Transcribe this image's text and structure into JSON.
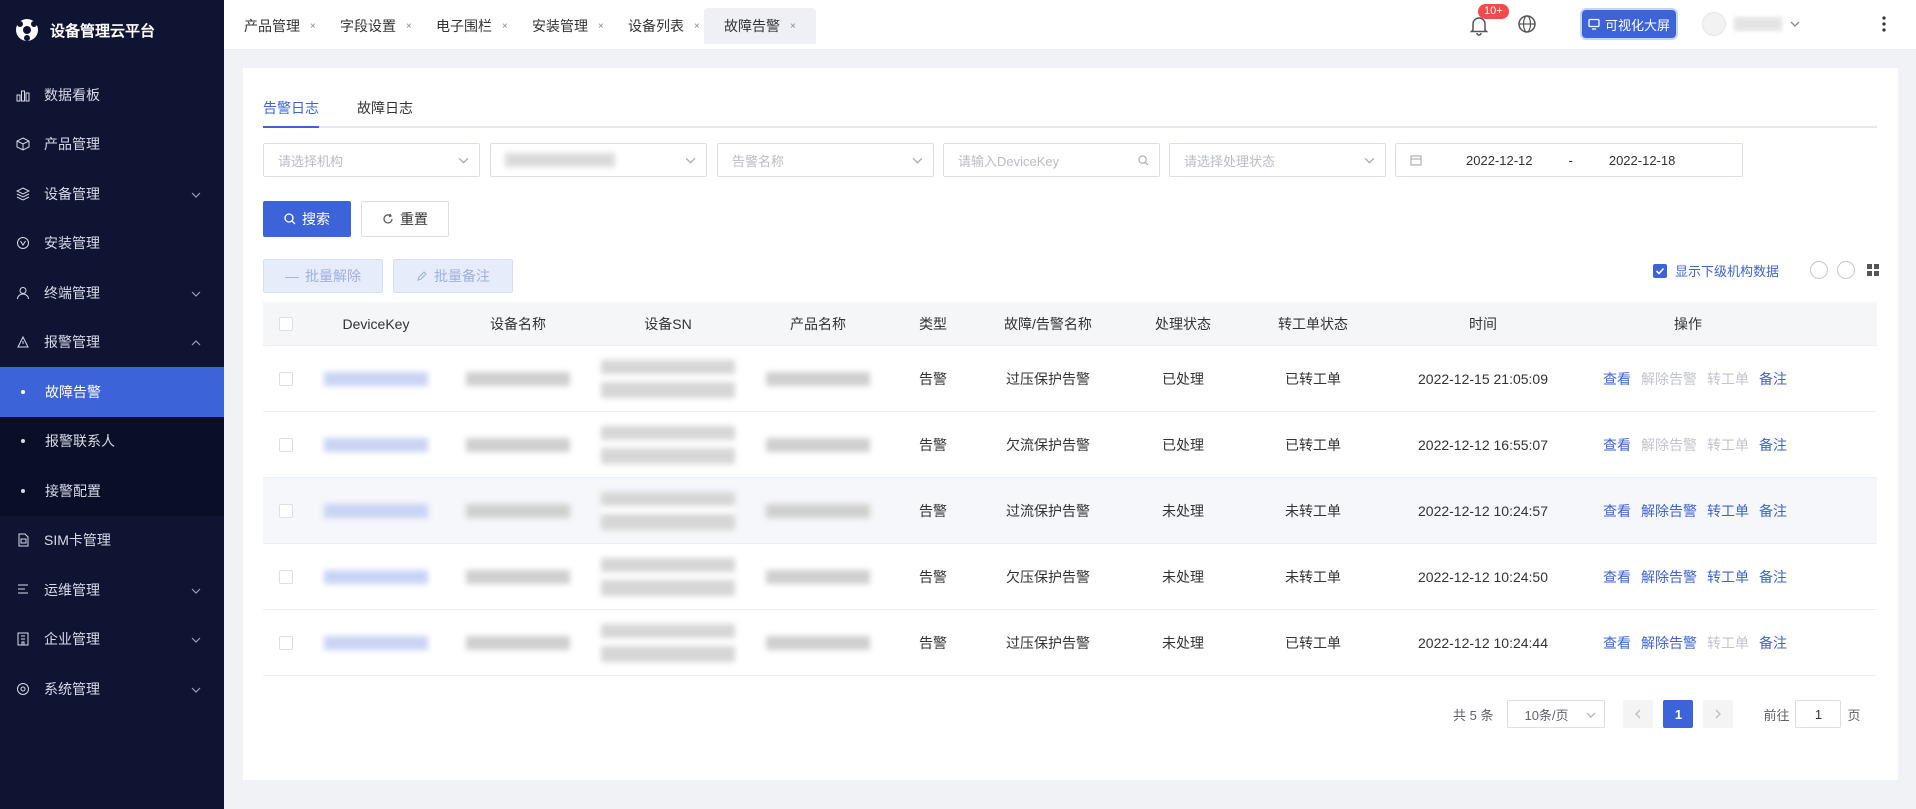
{
  "app": {
    "title": "设备管理云平台"
  },
  "sidebar": {
    "items": [
      {
        "label": "数据看板",
        "icon": "bar-chart-icon",
        "has_children": false
      },
      {
        "label": "产品管理",
        "icon": "cube-icon",
        "has_children": false
      },
      {
        "label": "设备管理",
        "icon": "layers-icon",
        "has_children": true
      },
      {
        "label": "安装管理",
        "icon": "install-icon",
        "has_children": false
      },
      {
        "label": "终端管理",
        "icon": "user-icon",
        "has_children": true
      },
      {
        "label": "报警管理",
        "icon": "alarm-icon",
        "has_children": true,
        "expanded": true
      }
    ],
    "sub_items": [
      {
        "label": "故障告警",
        "active": true
      },
      {
        "label": "报警联系人",
        "active": false
      },
      {
        "label": "接警配置",
        "active": false
      }
    ],
    "items_after": [
      {
        "label": "SIM卡管理",
        "icon": "sim-card-icon",
        "has_children": false
      },
      {
        "label": "运维管理",
        "icon": "wrench-icon",
        "has_children": true
      },
      {
        "label": "企业管理",
        "icon": "building-icon",
        "has_children": true
      },
      {
        "label": "系统管理",
        "icon": "settings-icon",
        "has_children": true
      }
    ]
  },
  "topbar": {
    "tabs": [
      "产品管理",
      "字段设置",
      "电子围栏",
      "安装管理",
      "设备列表",
      "故障告警"
    ],
    "active_tab": "故障告警",
    "notification_badge": "10+",
    "big_screen_label": "可视化大屏"
  },
  "subtabs": {
    "items": [
      "告警日志",
      "故障日志"
    ],
    "active": "告警日志"
  },
  "filters": {
    "org_placeholder": "请选择机构",
    "alarm_name_placeholder": "告警名称",
    "devicekey_placeholder": "请输入DeviceKey",
    "status_placeholder": "请选择处理状态",
    "date_start": "2022-12-12",
    "date_sep": "-",
    "date_end": "2022-12-18"
  },
  "actions": {
    "search_label": "搜索",
    "reset_label": "重置",
    "batch_release_label": "批量解除",
    "batch_note_label": "批量备注",
    "show_sub_org_label": "显示下级机构数据"
  },
  "table": {
    "headers": [
      "DeviceKey",
      "设备名称",
      "设备SN",
      "产品名称",
      "类型",
      "故障/告警名称",
      "处理状态",
      "转工单状态",
      "时间",
      "操作"
    ],
    "op_labels": {
      "view": "查看",
      "release": "解除告警",
      "ticket": "转工单",
      "note": "备注"
    },
    "rows": [
      {
        "type": "告警",
        "alarm_name": "过压保护告警",
        "status": "已处理",
        "ticket_status": "已转工单",
        "time": "2022-12-15 21:05:09",
        "release_enabled": false,
        "ticket_enabled": false
      },
      {
        "type": "告警",
        "alarm_name": "欠流保护告警",
        "status": "已处理",
        "ticket_status": "已转工单",
        "time": "2022-12-12 16:55:07",
        "release_enabled": false,
        "ticket_enabled": false
      },
      {
        "type": "告警",
        "alarm_name": "过流保护告警",
        "status": "未处理",
        "ticket_status": "未转工单",
        "time": "2022-12-12 10:24:57",
        "release_enabled": true,
        "ticket_enabled": true
      },
      {
        "type": "告警",
        "alarm_name": "欠压保护告警",
        "status": "未处理",
        "ticket_status": "未转工单",
        "time": "2022-12-12 10:24:50",
        "release_enabled": true,
        "ticket_enabled": true
      },
      {
        "type": "告警",
        "alarm_name": "过压保护告警",
        "status": "未处理",
        "ticket_status": "已转工单",
        "time": "2022-12-12 10:24:44",
        "release_enabled": true,
        "ticket_enabled": false
      }
    ]
  },
  "pagination": {
    "total_label": "共 5 条",
    "page_size_label": "10条/页",
    "current_page": "1",
    "goto_prefix": "前往",
    "goto_value": "1",
    "goto_suffix": "页"
  },
  "colors": {
    "primary": "#3d63d8",
    "sidebar_bg": "#0f1433",
    "badge": "#f5484a"
  }
}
----------
__PROBLEM__
Repeat the material above in full and exactly, apart from the pictures.

__RESPONSE__
Transcribe this image's text and structure into JSON.
{
  "app": {
    "title": "设备管理云平台"
  },
  "sidebar": {
    "items": [
      {
        "label": "数据看板",
        "icon": "bar-chart-icon",
        "has_children": false
      },
      {
        "label": "产品管理",
        "icon": "cube-icon",
        "has_children": false
      },
      {
        "label": "设备管理",
        "icon": "layers-icon",
        "has_children": true
      },
      {
        "label": "安装管理",
        "icon": "install-icon",
        "has_children": false
      },
      {
        "label": "终端管理",
        "icon": "user-icon",
        "has_children": true
      },
      {
        "label": "报警管理",
        "icon": "alarm-icon",
        "has_children": true,
        "expanded": true
      }
    ],
    "sub_items": [
      {
        "label": "故障告警",
        "active": true
      },
      {
        "label": "报警联系人",
        "active": false
      },
      {
        "label": "接警配置",
        "active": false
      }
    ],
    "items_after": [
      {
        "label": "SIM卡管理",
        "icon": "sim-card-icon",
        "has_children": false
      },
      {
        "label": "运维管理",
        "icon": "wrench-icon",
        "has_children": true
      },
      {
        "label": "企业管理",
        "icon": "building-icon",
        "has_children": true
      },
      {
        "label": "系统管理",
        "icon": "settings-icon",
        "has_children": true
      }
    ]
  },
  "topbar": {
    "tabs": [
      "产品管理",
      "字段设置",
      "电子围栏",
      "安装管理",
      "设备列表",
      "故障告警"
    ],
    "active_tab": "故障告警",
    "notification_badge": "10+",
    "big_screen_label": "可视化大屏"
  },
  "subtabs": {
    "items": [
      "告警日志",
      "故障日志"
    ],
    "active": "告警日志"
  },
  "filters": {
    "org_placeholder": "请选择机构",
    "alarm_name_placeholder": "告警名称",
    "devicekey_placeholder": "请输入DeviceKey",
    "status_placeholder": "请选择处理状态",
    "date_start": "2022-12-12",
    "date_sep": "-",
    "date_end": "2022-12-18"
  },
  "actions": {
    "search_label": "搜索",
    "reset_label": "重置",
    "batch_release_label": "批量解除",
    "batch_note_label": "批量备注",
    "show_sub_org_label": "显示下级机构数据"
  },
  "table": {
    "headers": [
      "DeviceKey",
      "设备名称",
      "设备SN",
      "产品名称",
      "类型",
      "故障/告警名称",
      "处理状态",
      "转工单状态",
      "时间",
      "操作"
    ],
    "op_labels": {
      "view": "查看",
      "release": "解除告警",
      "ticket": "转工单",
      "note": "备注"
    },
    "rows": [
      {
        "type": "告警",
        "alarm_name": "过压保护告警",
        "status": "已处理",
        "ticket_status": "已转工单",
        "time": "2022-12-15 21:05:09",
        "release_enabled": false,
        "ticket_enabled": false
      },
      {
        "type": "告警",
        "alarm_name": "欠流保护告警",
        "status": "已处理",
        "ticket_status": "已转工单",
        "time": "2022-12-12 16:55:07",
        "release_enabled": false,
        "ticket_enabled": false
      },
      {
        "type": "告警",
        "alarm_name": "过流保护告警",
        "status": "未处理",
        "ticket_status": "未转工单",
        "time": "2022-12-12 10:24:57",
        "release_enabled": true,
        "ticket_enabled": true
      },
      {
        "type": "告警",
        "alarm_name": "欠压保护告警",
        "status": "未处理",
        "ticket_status": "未转工单",
        "time": "2022-12-12 10:24:50",
        "release_enabled": true,
        "ticket_enabled": true
      },
      {
        "type": "告警",
        "alarm_name": "过压保护告警",
        "status": "未处理",
        "ticket_status": "已转工单",
        "time": "2022-12-12 10:24:44",
        "release_enabled": true,
        "ticket_enabled": false
      }
    ]
  },
  "pagination": {
    "total_label": "共 5 条",
    "page_size_label": "10条/页",
    "current_page": "1",
    "goto_prefix": "前往",
    "goto_value": "1",
    "goto_suffix": "页"
  },
  "colors": {
    "primary": "#3d63d8",
    "sidebar_bg": "#0f1433",
    "badge": "#f5484a"
  }
}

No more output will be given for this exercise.